[Dataset items]
_ _ _

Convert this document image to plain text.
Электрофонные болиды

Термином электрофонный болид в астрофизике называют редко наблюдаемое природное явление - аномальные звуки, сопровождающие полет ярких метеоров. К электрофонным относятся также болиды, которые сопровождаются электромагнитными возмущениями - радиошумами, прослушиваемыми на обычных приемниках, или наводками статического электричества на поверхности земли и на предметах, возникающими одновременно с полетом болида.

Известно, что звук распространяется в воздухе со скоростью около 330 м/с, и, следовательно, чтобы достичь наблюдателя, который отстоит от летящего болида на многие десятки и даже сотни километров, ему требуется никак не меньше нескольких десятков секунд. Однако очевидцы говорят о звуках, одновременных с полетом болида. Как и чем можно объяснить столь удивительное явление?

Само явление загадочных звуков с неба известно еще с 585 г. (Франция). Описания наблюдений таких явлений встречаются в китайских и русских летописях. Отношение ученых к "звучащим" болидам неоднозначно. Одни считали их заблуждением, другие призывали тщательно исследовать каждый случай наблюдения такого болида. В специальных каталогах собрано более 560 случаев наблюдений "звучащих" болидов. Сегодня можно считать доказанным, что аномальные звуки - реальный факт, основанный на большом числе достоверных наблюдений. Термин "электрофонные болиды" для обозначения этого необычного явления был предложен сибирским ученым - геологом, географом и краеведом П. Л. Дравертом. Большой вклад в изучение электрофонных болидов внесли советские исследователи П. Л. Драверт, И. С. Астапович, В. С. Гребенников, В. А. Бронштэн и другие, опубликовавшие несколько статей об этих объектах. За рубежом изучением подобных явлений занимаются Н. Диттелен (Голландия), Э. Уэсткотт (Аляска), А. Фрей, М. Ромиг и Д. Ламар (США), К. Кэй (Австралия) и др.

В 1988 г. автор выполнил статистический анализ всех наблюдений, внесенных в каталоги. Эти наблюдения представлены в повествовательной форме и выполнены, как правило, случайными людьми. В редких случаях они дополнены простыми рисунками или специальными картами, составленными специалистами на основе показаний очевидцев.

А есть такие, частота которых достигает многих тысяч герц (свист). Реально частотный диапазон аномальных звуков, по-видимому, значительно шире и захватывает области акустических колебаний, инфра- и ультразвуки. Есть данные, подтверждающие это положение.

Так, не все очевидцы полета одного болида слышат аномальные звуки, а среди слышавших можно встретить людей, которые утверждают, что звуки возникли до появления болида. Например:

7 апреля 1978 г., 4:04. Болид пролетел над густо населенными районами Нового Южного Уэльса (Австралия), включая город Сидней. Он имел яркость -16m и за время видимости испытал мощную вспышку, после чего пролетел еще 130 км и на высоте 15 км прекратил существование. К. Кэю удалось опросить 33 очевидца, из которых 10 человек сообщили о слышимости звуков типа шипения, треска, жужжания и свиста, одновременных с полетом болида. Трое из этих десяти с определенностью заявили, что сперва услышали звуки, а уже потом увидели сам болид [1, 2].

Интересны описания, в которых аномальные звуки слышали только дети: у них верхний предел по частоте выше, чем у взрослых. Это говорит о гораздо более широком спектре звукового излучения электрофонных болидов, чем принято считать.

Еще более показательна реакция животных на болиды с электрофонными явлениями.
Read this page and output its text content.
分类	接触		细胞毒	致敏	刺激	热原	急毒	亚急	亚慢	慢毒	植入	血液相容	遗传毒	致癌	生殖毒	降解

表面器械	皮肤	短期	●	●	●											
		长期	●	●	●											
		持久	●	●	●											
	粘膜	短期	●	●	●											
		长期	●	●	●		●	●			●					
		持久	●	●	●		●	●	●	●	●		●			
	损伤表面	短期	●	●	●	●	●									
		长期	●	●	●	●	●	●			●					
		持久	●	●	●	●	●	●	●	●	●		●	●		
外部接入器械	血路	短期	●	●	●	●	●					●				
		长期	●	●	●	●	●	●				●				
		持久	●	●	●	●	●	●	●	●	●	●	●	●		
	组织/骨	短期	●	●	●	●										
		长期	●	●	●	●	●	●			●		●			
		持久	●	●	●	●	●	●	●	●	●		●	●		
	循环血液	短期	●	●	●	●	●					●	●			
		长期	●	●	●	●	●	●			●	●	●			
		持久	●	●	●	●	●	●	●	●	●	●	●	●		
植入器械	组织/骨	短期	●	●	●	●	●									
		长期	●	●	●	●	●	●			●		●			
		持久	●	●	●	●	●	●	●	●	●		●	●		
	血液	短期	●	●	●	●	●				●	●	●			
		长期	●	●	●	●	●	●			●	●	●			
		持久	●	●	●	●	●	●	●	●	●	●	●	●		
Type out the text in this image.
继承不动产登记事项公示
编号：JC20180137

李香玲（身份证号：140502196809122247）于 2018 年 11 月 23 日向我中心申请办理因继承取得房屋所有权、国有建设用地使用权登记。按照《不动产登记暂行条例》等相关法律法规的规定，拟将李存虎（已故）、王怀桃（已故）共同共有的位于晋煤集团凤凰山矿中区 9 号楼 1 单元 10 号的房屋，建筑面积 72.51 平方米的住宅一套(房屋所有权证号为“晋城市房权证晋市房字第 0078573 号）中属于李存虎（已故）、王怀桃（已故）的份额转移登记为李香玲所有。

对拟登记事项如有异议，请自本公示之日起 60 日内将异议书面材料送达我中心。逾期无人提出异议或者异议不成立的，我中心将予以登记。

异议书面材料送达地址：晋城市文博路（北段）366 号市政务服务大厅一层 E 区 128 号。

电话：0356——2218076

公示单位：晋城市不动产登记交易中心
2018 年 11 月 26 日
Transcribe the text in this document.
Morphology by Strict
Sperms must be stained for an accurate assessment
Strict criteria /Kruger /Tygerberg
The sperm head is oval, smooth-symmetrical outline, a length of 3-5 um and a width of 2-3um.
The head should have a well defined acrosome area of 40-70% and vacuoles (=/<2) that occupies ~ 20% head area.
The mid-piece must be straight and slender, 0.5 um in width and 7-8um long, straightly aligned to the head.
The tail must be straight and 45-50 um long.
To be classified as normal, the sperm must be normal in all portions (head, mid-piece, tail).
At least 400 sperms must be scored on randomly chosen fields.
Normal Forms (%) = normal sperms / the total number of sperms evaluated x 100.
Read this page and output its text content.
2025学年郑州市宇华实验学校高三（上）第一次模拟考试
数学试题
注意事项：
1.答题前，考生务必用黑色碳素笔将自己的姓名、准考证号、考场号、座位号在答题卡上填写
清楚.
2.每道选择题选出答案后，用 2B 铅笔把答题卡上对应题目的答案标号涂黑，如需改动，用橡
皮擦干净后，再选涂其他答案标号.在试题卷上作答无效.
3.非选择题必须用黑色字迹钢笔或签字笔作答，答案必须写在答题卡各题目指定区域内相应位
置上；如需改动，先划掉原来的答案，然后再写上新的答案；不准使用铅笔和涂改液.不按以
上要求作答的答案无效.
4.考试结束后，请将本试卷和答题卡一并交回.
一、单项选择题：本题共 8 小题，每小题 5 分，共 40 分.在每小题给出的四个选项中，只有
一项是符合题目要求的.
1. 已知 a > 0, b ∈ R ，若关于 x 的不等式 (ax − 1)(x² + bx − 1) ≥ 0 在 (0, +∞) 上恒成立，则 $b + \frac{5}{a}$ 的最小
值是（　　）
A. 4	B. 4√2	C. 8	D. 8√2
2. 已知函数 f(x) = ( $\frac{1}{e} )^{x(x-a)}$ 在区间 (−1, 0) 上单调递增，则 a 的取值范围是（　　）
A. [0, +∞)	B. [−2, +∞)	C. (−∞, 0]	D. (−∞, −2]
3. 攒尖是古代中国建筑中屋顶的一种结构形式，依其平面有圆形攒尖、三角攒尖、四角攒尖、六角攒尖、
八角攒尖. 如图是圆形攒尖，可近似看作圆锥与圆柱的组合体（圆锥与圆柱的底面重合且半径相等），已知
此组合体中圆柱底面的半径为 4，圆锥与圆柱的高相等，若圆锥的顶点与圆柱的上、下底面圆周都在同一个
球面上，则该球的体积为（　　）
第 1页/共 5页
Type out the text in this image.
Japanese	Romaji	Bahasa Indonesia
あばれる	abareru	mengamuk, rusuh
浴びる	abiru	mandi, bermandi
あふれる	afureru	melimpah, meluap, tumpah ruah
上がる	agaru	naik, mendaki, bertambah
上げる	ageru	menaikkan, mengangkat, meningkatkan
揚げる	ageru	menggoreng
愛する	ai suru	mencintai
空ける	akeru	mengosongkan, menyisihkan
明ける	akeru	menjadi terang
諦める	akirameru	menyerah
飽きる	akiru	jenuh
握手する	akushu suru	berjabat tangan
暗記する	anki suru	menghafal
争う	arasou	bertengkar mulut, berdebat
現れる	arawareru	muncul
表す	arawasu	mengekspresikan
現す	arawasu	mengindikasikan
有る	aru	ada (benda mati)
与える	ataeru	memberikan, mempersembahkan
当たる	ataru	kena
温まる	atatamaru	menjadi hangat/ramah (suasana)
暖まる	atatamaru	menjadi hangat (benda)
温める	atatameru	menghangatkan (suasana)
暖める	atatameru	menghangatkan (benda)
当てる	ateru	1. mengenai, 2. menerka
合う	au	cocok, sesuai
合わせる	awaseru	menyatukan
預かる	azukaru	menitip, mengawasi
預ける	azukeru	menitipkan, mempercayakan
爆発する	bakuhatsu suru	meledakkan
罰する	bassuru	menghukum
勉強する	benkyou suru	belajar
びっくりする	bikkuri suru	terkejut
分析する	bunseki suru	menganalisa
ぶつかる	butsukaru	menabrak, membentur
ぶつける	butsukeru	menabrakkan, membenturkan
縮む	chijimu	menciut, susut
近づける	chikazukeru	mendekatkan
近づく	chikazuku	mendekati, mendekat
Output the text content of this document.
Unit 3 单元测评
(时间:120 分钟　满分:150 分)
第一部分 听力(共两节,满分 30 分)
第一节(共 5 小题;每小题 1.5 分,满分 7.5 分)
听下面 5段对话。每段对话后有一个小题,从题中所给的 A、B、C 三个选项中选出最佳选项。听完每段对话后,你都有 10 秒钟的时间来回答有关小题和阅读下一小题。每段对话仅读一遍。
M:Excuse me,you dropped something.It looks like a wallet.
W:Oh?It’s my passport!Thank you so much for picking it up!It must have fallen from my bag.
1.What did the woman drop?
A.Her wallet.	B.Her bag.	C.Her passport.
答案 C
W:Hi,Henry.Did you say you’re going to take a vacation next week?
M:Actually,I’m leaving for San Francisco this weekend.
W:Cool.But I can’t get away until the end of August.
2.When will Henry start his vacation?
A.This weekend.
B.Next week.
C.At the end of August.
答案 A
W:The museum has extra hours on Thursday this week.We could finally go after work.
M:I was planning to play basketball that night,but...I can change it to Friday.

_ _ _

Above are the records; copy every line in them that holds the word "benda".

- [Solution to this problem]
有る	aru	ada (benda mati)
暖まる	atatamaru	menjadi hangat (benda)
暖める	atatameru	menghangatkan (benda)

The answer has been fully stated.